WRITTEN EXERCISE —
Please copy the records below word for word, from their first line through the line containing "emmc-cell: 32GB: [832, 614, 884, 637]", with both of those lines included.

DATA SUPPLIED —
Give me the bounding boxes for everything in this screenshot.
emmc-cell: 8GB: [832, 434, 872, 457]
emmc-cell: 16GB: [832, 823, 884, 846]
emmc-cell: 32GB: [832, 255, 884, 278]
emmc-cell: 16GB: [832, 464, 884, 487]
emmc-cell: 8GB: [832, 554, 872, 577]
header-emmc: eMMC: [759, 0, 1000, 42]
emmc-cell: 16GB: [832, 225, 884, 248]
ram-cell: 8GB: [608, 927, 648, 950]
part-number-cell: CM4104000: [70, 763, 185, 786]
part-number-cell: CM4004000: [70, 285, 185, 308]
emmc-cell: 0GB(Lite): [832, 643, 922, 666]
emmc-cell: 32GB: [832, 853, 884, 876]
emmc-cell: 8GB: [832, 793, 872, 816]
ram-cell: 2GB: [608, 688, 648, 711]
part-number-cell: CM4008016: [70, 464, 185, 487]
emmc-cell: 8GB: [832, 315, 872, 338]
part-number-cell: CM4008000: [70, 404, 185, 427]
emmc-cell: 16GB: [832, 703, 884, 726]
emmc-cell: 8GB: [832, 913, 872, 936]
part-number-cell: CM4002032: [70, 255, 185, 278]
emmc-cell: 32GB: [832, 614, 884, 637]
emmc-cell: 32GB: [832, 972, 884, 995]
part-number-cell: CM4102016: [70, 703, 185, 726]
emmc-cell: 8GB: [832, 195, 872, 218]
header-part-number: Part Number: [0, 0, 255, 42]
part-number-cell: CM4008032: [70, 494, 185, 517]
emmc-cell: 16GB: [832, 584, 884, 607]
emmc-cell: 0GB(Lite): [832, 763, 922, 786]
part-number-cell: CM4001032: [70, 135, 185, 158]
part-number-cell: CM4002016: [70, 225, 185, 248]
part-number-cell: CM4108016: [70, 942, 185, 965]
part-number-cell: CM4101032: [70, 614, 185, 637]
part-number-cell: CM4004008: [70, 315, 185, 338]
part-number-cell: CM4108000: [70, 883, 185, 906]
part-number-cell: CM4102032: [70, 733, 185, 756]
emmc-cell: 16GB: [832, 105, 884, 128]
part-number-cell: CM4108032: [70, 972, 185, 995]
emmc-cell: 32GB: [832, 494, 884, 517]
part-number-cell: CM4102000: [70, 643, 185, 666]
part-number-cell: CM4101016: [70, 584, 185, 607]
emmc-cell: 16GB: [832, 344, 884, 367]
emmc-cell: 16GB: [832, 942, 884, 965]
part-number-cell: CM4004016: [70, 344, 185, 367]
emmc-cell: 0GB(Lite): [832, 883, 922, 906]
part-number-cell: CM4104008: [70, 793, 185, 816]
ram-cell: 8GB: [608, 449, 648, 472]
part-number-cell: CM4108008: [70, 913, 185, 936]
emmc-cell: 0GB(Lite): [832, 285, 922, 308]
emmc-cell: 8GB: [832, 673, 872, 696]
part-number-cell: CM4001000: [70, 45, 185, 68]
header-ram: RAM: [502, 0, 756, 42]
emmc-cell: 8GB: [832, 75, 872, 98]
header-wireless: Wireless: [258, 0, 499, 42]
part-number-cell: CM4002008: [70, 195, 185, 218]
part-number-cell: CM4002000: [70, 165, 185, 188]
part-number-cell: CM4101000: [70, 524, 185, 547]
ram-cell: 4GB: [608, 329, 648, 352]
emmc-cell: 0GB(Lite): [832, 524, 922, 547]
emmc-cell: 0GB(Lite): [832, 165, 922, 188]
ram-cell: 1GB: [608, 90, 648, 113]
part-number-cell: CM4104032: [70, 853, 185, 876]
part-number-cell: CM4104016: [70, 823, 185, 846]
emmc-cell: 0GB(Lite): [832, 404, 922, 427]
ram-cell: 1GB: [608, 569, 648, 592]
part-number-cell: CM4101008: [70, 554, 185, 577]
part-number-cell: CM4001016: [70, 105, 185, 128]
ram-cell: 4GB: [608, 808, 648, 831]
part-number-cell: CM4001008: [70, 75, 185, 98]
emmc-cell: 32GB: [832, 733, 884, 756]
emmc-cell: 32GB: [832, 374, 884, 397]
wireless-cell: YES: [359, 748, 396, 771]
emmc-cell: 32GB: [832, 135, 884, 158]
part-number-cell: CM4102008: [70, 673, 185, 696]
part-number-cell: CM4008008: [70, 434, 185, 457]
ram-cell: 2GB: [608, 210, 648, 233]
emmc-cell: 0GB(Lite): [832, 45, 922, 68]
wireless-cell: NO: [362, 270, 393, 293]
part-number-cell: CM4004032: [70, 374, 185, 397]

COMPLETE RESPONSE —
Give me the bounding boxes for everything in this screenshot.
emmc-cell: 8GB: [832, 434, 872, 457]
emmc-cell: 16GB: [832, 823, 884, 846]
emmc-cell: 32GB: [832, 255, 884, 278]
emmc-cell: 16GB: [832, 464, 884, 487]
emmc-cell: 8GB: [832, 554, 872, 577]
header-emmc: eMMC: [759, 0, 1000, 42]
emmc-cell: 16GB: [832, 225, 884, 248]
ram-cell: 8GB: [608, 927, 648, 950]
part-number-cell: CM4104000: [70, 763, 185, 786]
part-number-cell: CM4004000: [70, 285, 185, 308]
emmc-cell: 0GB(Lite): [832, 643, 922, 666]
emmc-cell: 32GB: [832, 853, 884, 876]
emmc-cell: 8GB: [832, 793, 872, 816]
ram-cell: 2GB: [608, 688, 648, 711]
part-number-cell: CM4008016: [70, 464, 185, 487]
emmc-cell: 8GB: [832, 315, 872, 338]
part-number-cell: CM4008000: [70, 404, 185, 427]
emmc-cell: 16GB: [832, 703, 884, 726]
emmc-cell: 8GB: [832, 913, 872, 936]
part-number-cell: CM4002032: [70, 255, 185, 278]
emmc-cell: 32GB: [832, 614, 884, 637]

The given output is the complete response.